* [SELECTION]:
Federal funding for transit is scarce. Metropolitan regions compete with each other, and within each region, there are competing projects. This results in reductions to project scope, to try to be able to build the project for less money, or in phasing projects, to spread out costs over time as funding becomes available. For example, the Purple Line to Westwood would be better off being built as one contract, in one phase, avoiding the need to issue multiple procurement packages and the cost of mobilizing and demobilizing several times. However, Measure R funds aren’t available fast enough, so the project is split into three phases.

On the other hand, the project needs to be big enough and useful enough to make sense as a standalone job. You couldn’t build a suspension bridge with only one tower, and you probably wouldn’t build a mile of Purple Line tunnel with no stations just because that’s all you had funding for. If you can’t meet a minimum threshold of utility, you’re better off not building the project.

Funding Won’t Get Redistributed to Better Projects

This is misdirection. It’s certainly true that, due to political constraints, money can’t be shifted easily to better projects. However, that doesn’t answer the question of the usefulness of the project at hand. As Alpert points out, it’s possible that the WMATA Silver Line money could have been spent on better projects, but the Silver Line is a good project on its own. Likewise, the Westside Subway is logically the highest priority subway in LA, but the Red Line to North Hollywood got built first because of political reasons. Fortunately, the Red Line is still an incredibly useful project on its own merits.

Streetcar Capacity

Streetcar proponents often point out that streetcars have higher capacity, and therefore theoretically lower operating costs, than buses. This is only true if you’re serving a high-demand corridor, where using streetcars would allow you to save a lot of money on driver labor. Streetcar routes that are running service every 15 minutes, or even less frequently, are clearly not at the point where bus capacity is saturated. This is a guess, but I think if you have hit the point where mixed-traffic buses are inadequate to serve the demand, or where rail would offer significant operations savings, you’re probably at the point where you need exclusive lanes as well.

Future Improvements

The prospect of future improvements is a legitimate reason for accepting an imperfect project, so long as the project is set up to enable those improvements. Alpert uses single-tracking a rail line and shorter platforms as examples, and they’re good ones. LA’s Blue Line was also built with two-car platforms, later extended to three cars to accommodate high ridership.

The challenge with mixed-traffic streetcars, especially if they’re curb-running, is that they don’t easily lend themselves to future improvements. Converting curb lanes to exclusive lanes is more difficult than converting center lanes because of drainage issues, parking, and driveways. The latter, in particular, can make it difficult to extend a sidewalk platform to accommodate longer vehicles in a dense urban environment. Short downtown lines are often pitched as “starter lines”, but long lines are not workable at the speeds achieved by curb-running mixed-traffic streetcars.

* [WRITTEN REQUEST 1]:
In the passage on transit funding, what kind of platforms was LA's Blue Line originally built with, and what were they later extended to?
* [WRITTEN REQUEST 2]:
Reproduce the portion of the passage on transit funding that starts at "Funding Won’t Get" and ends at "its own merits.".
* [WRITTEN REQUEST 3]:
Carry on the passage on transit funding, picking up right after its last sentence.

* [DATA EXTRACT]:
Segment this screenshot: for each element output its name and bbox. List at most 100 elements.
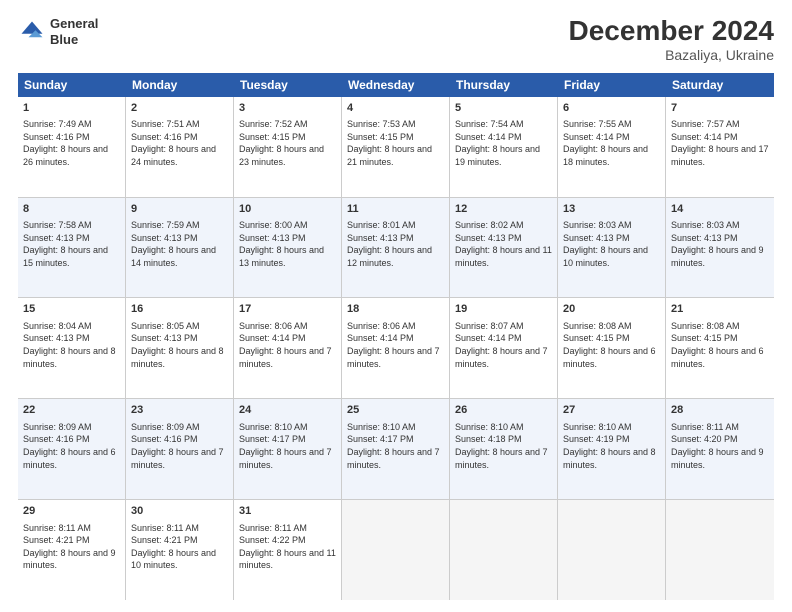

* [EXERCISE RESULT 1]:
It was built with two-car platforms, which were later extended to three cars.

* [EXERCISE RESULT 2]:
Funding Won’t Get Redistributed to Better Projects

This is misdirection. It’s certainly true that, due to political constraints, money can’t be shifted easily to better projects. However, that doesn’t answer the question of the usefulness of the project at hand. As Alpert points out, it’s possible that the WMATA Silver Line money could have been spent on better projects, but the Silver Line is a good project on its own. Likewise, the Westside Subway is logically the highest priority subway in LA, but the Red Line to North Hollywood got built first because of political reasons. Fortunately, the Red Line is still an incredibly useful project on its own merits.

* [EXERCISE RESULT 3]:
Context

There are, of course, more than enough highway boondoggles to put things in context. You could also compare streetcars to, say, Essential Air Service subsidies, which blow millions of dollars subsidizing air travel to small cities across the country. Those are good points, but public opinion is remarkably adept at compartmentalizing government waste. Rob Ford can blast city councilors for getting free zoo passes, then turn around and propose wasting billions on converting Scarborough RT to a subway. Again, projects have to be worth it on their own merits, rather than being excused by something worse.

Note that none of this should be taken to mean that streetcars are always a bad idea. The Columbia Pike project is frequently cited by streetcar proponents, and it has the potential to be a good project. For starters, it’s a straight, logical route, and they’re proposing to run 6 minute headways, which suggests existing transit demand is high enough that rail might be cost effective for operations. If it were center-running, it would offer the potential for future improvements that might lead some technically inclined observers to support it.

The Big Picture

In the big picture, the streetcar debate is part of the ongoing rift between what Alon Levy called politicals and technicals. Progressive political activists are inclined to view any expansion of rail transit services as a positive, building towards a future where there is more political support for transit expansion. Technical commenters are inclined to believe that you can only build so many bad projects before the people realize their money is being wasted.

This blog is LA-centric and written from an engineering perspective, naturally tending toward the technical side. Simply put, if the Blue Line and Red Line were running empty trains all day long, I do not think we would be building the Expo Line and Purple Line. While I understand the need to build political constituencies to support policy changes, I also think nothing succeeds like success. LA voters are demanding an expansion of rail transit services, while residents of greater Portland are pushing back against further expansions of streetcar and LRT service, putting higher priority on more frequent bus service.

Alpert’s piece concludes with a warning that “writers who think more transit is good for cities should bear in mind that not all readers necessarily agree with that basic premise”, referring to opponents who don’t want to fund transit at all. This statement is similar to Robert Cruickshank arguing that because some ideological transit opponents use efficiency as a false flag attack, progressives should actively shun the idea that efficiency matters.

Well, guess what – I don’t think more transit is necessarily good for cities! Resources are limited. Transit that is grossly inefficient, or wastes capital dollars, is not good for cities. This is a fundamental failure of allies for good transit projects to understand where their fellow advocates are coming from. But as frustrating as it may be at times, we ultimately need each other’s support. Political advocates need to learn what projects will gain long-term support by providing useful services, and technical advocates need to figure out how to improve public understanding of what makes transit useful.

And if the project is just to support condo developers, well, let them build it.

Components of Highway Funding Shortfalls

I forget where, but I recently heard another story about highway funding that specifically mentioned declining vehicle miles traveled (VMT) and increasing fuel efficiency as causing reductions in gas tax revenues. The impact of inflation on the purchasing power of gas tax revenues was mentioned only in passing (to note that the federal gas tax has not been increased since 1993).

The VMT and fuel efficiency trends are real, but are they the main show? Well, we have data! So here’s a look at trying to tease out the impacts of decreasing VMT, increasing fuel efficiency, and inflation on transportation funding at the federal level.

Warning: all of the calculations here are very rough. There are many variables involved that are beyond the scope of this post. A detailed study would probably be a good project for a grad student somewhere. As it is, take the results here as indicative of the order of magnitude of impacts.

Detailed methodology is explained at the bottom of the post.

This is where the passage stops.